>> begin EXCERPTED DATA

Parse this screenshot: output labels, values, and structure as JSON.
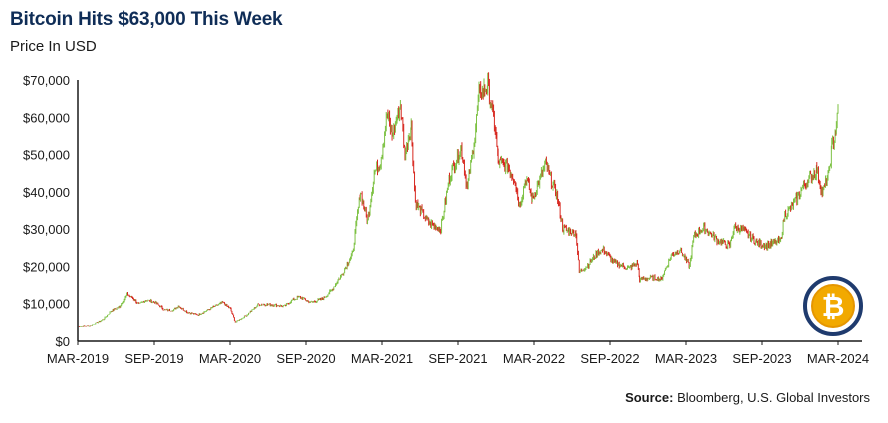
{
  "chart_data": {
    "type": "candlestick",
    "title": "Bitcoin Hits $63,000 This Week",
    "subtitle": "Price In USD",
    "source_label": "Source:",
    "source_text": " Bloomberg, U.S. Global Investors",
    "ylim": [
      0,
      70000
    ],
    "y_ticks": [
      "$0",
      "$10,000",
      "$20,000",
      "$30,000",
      "$40,000",
      "$50,000",
      "$60,000",
      "$70,000"
    ],
    "x_ticks": [
      "MAR-2019",
      "SEP-2019",
      "MAR-2020",
      "SEP-2020",
      "MAR-2021",
      "SEP-2021",
      "MAR-2022",
      "SEP-2022",
      "MAR-2023",
      "SEP-2023",
      "MAR-2024"
    ],
    "x_range": [
      "2019-03",
      "2024-03"
    ],
    "colors": {
      "up": "#7cc142",
      "down": "#d7261e",
      "axis": "#1a1a1a"
    },
    "series": [
      {
        "values": [
          [
            "2019-03-01",
            3900
          ],
          [
            "2019-04-01",
            4100
          ],
          [
            "2019-05-01",
            5700
          ],
          [
            "2019-05-20",
            8000
          ],
          [
            "2019-06-10",
            9200
          ],
          [
            "2019-06-26",
            12500
          ],
          [
            "2019-07-10",
            11500
          ],
          [
            "2019-07-25",
            9800
          ],
          [
            "2019-08-10",
            11000
          ],
          [
            "2019-09-01",
            10400
          ],
          [
            "2019-09-25",
            8300
          ],
          [
            "2019-10-15",
            8200
          ],
          [
            "2019-10-28",
            9400
          ],
          [
            "2019-11-20",
            7600
          ],
          [
            "2019-12-15",
            7000
          ],
          [
            "2020-01-15",
            8800
          ],
          [
            "2020-02-12",
            10300
          ],
          [
            "2020-03-01",
            8600
          ],
          [
            "2020-03-13",
            5000
          ],
          [
            "2020-04-10",
            7000
          ],
          [
            "2020-05-08",
            9800
          ],
          [
            "2020-06-10",
            9700
          ],
          [
            "2020-07-10",
            9300
          ],
          [
            "2020-07-28",
            11000
          ],
          [
            "2020-08-15",
            11800
          ],
          [
            "2020-09-10",
            10300
          ],
          [
            "2020-10-10",
            11400
          ],
          [
            "2020-10-30",
            13500
          ],
          [
            "2020-11-25",
            18000
          ],
          [
            "2020-12-20",
            23500
          ],
          [
            "2021-01-08",
            40000
          ],
          [
            "2021-01-25",
            32000
          ],
          [
            "2021-02-10",
            45000
          ],
          [
            "2021-02-25",
            48000
          ],
          [
            "2021-03-13",
            61000
          ],
          [
            "2021-03-25",
            55000
          ],
          [
            "2021-04-14",
            63500
          ],
          [
            "2021-04-25",
            50000
          ],
          [
            "2021-05-10",
            58000
          ],
          [
            "2021-05-20",
            37000
          ],
          [
            "2021-06-22",
            31500
          ],
          [
            "2021-07-20",
            30000
          ],
          [
            "2021-08-10",
            44000
          ],
          [
            "2021-08-25",
            48000
          ],
          [
            "2021-09-07",
            52000
          ],
          [
            "2021-09-22",
            41000
          ],
          [
            "2021-10-10",
            55000
          ],
          [
            "2021-10-20",
            66000
          ],
          [
            "2021-11-10",
            68500
          ],
          [
            "2021-11-28",
            57000
          ],
          [
            "2021-12-05",
            48000
          ],
          [
            "2021-12-28",
            47000
          ],
          [
            "2022-01-15",
            43000
          ],
          [
            "2022-01-25",
            36000
          ],
          [
            "2022-02-10",
            44000
          ],
          [
            "2022-02-25",
            38000
          ],
          [
            "2022-03-29",
            47500
          ],
          [
            "2022-04-25",
            39000
          ],
          [
            "2022-05-10",
            30000
          ],
          [
            "2022-06-10",
            29000
          ],
          [
            "2022-06-18",
            18500
          ],
          [
            "2022-07-10",
            20500
          ],
          [
            "2022-07-30",
            23500
          ],
          [
            "2022-08-15",
            24500
          ],
          [
            "2022-09-10",
            21000
          ],
          [
            "2022-10-15",
            19500
          ],
          [
            "2022-11-05",
            21000
          ],
          [
            "2022-11-10",
            16500
          ],
          [
            "2022-12-15",
            17000
          ],
          [
            "2023-01-01",
            16500
          ],
          [
            "2023-01-25",
            23000
          ],
          [
            "2023-02-15",
            24500
          ],
          [
            "2023-03-10",
            20000
          ],
          [
            "2023-03-20",
            28000
          ],
          [
            "2023-04-14",
            30500
          ],
          [
            "2023-05-15",
            27000
          ],
          [
            "2023-06-15",
            25500
          ],
          [
            "2023-06-25",
            30500
          ],
          [
            "2023-07-15",
            30000
          ],
          [
            "2023-08-17",
            26500
          ],
          [
            "2023-09-10",
            25500
          ],
          [
            "2023-10-15",
            27000
          ],
          [
            "2023-10-25",
            34000
          ],
          [
            "2023-11-15",
            36500
          ],
          [
            "2023-12-05",
            41000
          ],
          [
            "2023-12-20",
            43000
          ],
          [
            "2024-01-10",
            46000
          ],
          [
            "2024-01-23",
            39500
          ],
          [
            "2024-02-08",
            45000
          ],
          [
            "2024-02-15",
            52000
          ],
          [
            "2024-02-26",
            57000
          ],
          [
            "2024-03-01",
            63500
          ]
        ]
      }
    ]
  },
  "logo": {
    "symbol": "₿",
    "colors": {
      "ring": "#1f3b6e",
      "coin": "#f2a900"
    }
  }
}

>> end EXCERPTED DATA

→ INSTRUCTION
Scan the lines for the string "values". Copy out each line that matches.

→ ANSWER FOR THIS EXERCISE
Parse this screenshot: output labels, values, and structure as JSON.
        "values": [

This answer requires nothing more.